## Begin SOURCE DATA
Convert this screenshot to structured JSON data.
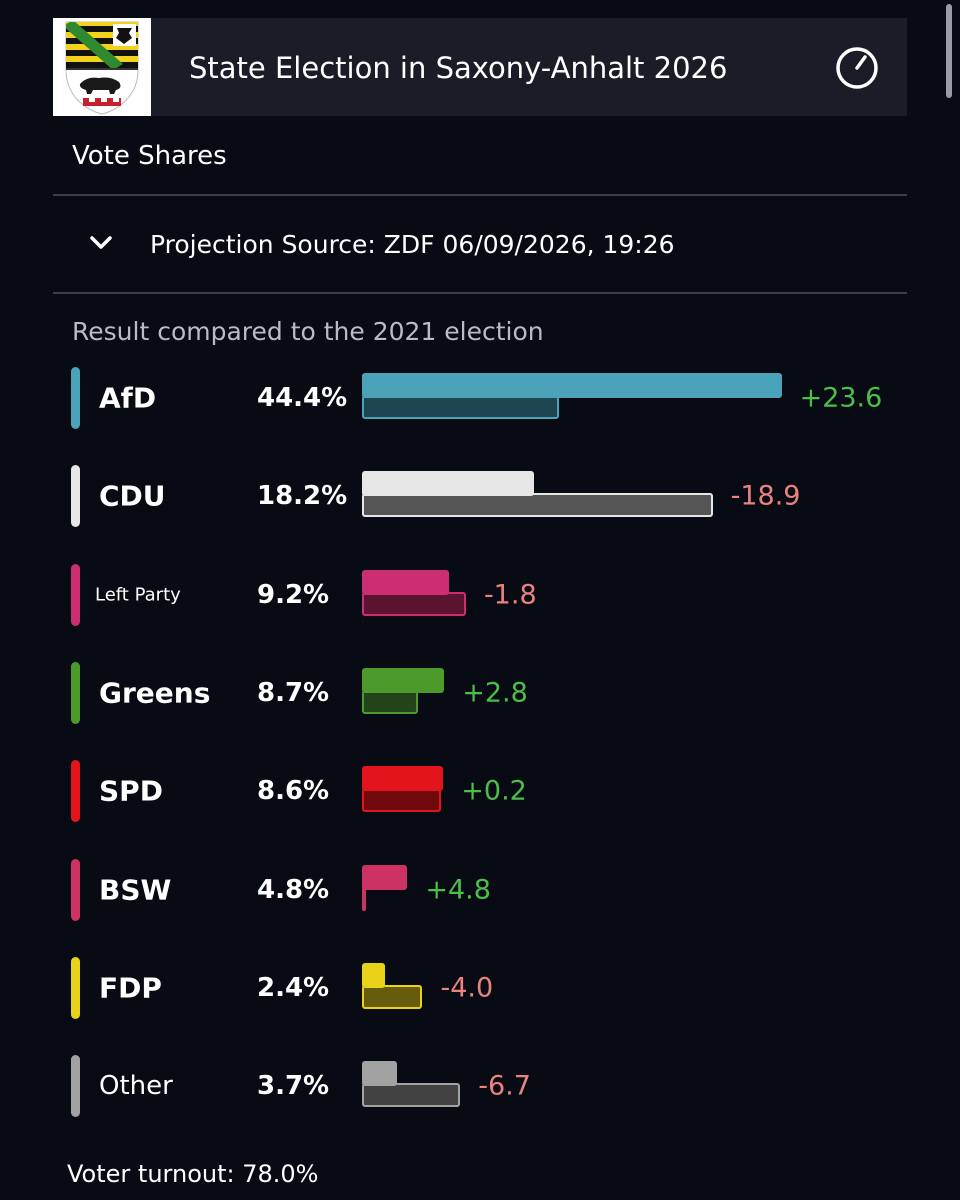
{
  "header": {
    "title": "State Election in Saxony-Anhalt 2026",
    "logo": "saxony-anhalt-coat-of-arms",
    "power_icon": "power-icon"
  },
  "section_title": "Vote Shares",
  "projection": {
    "label": "Projection Source: ZDF 06/09/2026, 19:26",
    "chevron_icon": "chevron-down-icon"
  },
  "chart_data": {
    "type": "bar",
    "title": "Result compared to the 2021 election",
    "categories": [
      "AfD",
      "CDU",
      "Left Party",
      "Greens",
      "SPD",
      "BSW",
      "FDP",
      "Other"
    ],
    "series": [
      {
        "values": [
          44.4,
          18.2,
          9.2,
          8.7,
          8.6,
          4.8,
          2.4,
          3.7
        ]
      },
      {
        "values": [
          20.8,
          37.1,
          11.0,
          5.9,
          8.4,
          0.0,
          6.4,
          10.4
        ]
      }
    ],
    "value_labels": [
      "44.4%",
      "18.2%",
      "9.2%",
      "8.7%",
      "8.6%",
      "4.8%",
      "2.4%",
      "3.7%"
    ],
    "changes": [
      "+23.6",
      "-18.9",
      "-1.8",
      "+2.8",
      "+0.2",
      "+4.8",
      "-4.0",
      "-6.7"
    ],
    "colors": [
      "#4aa3b8",
      "#e6e6e6",
      "#cd2e72",
      "#4b9a2a",
      "#e3141b",
      "#cc3363",
      "#e8d21a",
      "#a2a2a2"
    ],
    "prev_colors": [
      "#1f4650",
      "#555555",
      "#5a1430",
      "#23441a",
      "#700a0d",
      "#5c1730",
      "#675c0c",
      "#424242"
    ],
    "change_colors": {
      "positive": "#4bbf4a",
      "negative": "#e9837e"
    }
  },
  "footer": {
    "turnout": "Voter turnout: 78.0%"
  }
}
## End SOURCE DATA
TASK BRIEF — Quote the entries above word for word. Leave the images out.

SOLUTION TO THE PROBLEM —
Convert this screenshot to structured JSON data.
{
  "header": {
    "title": "State Election in Saxony-Anhalt 2026",
    "logo": "saxony-anhalt-coat-of-arms",
    "power_icon": "power-icon"
  },
  "section_title": "Vote Shares",
  "projection": {
    "label": "Projection Source: ZDF 06/09/2026, 19:26",
    "chevron_icon": "chevron-down-icon"
  },
  "chart_data": {
    "type": "bar",
    "title": "Result compared to the 2021 election",
    "categories": [
      "AfD",
      "CDU",
      "Left Party",
      "Greens",
      "SPD",
      "BSW",
      "FDP",
      "Other"
    ],
    "series": [
      {
        "values": [
          44.4,
          18.2,
          9.2,
          8.7,
          8.6,
          4.8,
          2.4,
          3.7
        ]
      },
      {
        "values": [
          20.8,
          37.1,
          11.0,
          5.9,
          8.4,
          0.0,
          6.4,
          10.4
        ]
      }
    ],
    "value_labels": [
      "44.4%",
      "18.2%",
      "9.2%",
      "8.7%",
      "8.6%",
      "4.8%",
      "2.4%",
      "3.7%"
    ],
    "changes": [
      "+23.6",
      "-18.9",
      "-1.8",
      "+2.8",
      "+0.2",
      "+4.8",
      "-4.0",
      "-6.7"
    ],
    "colors": [
      "#4aa3b8",
      "#e6e6e6",
      "#cd2e72",
      "#4b9a2a",
      "#e3141b",
      "#cc3363",
      "#e8d21a",
      "#a2a2a2"
    ],
    "prev_colors": [
      "#1f4650",
      "#555555",
      "#5a1430",
      "#23441a",
      "#700a0d",
      "#5c1730",
      "#675c0c",
      "#424242"
    ],
    "change_colors": {
      "positive": "#4bbf4a",
      "negative": "#e9837e"
    }
  },
  "footer": {
    "turnout": "Voter turnout: 78.0%"
  }
}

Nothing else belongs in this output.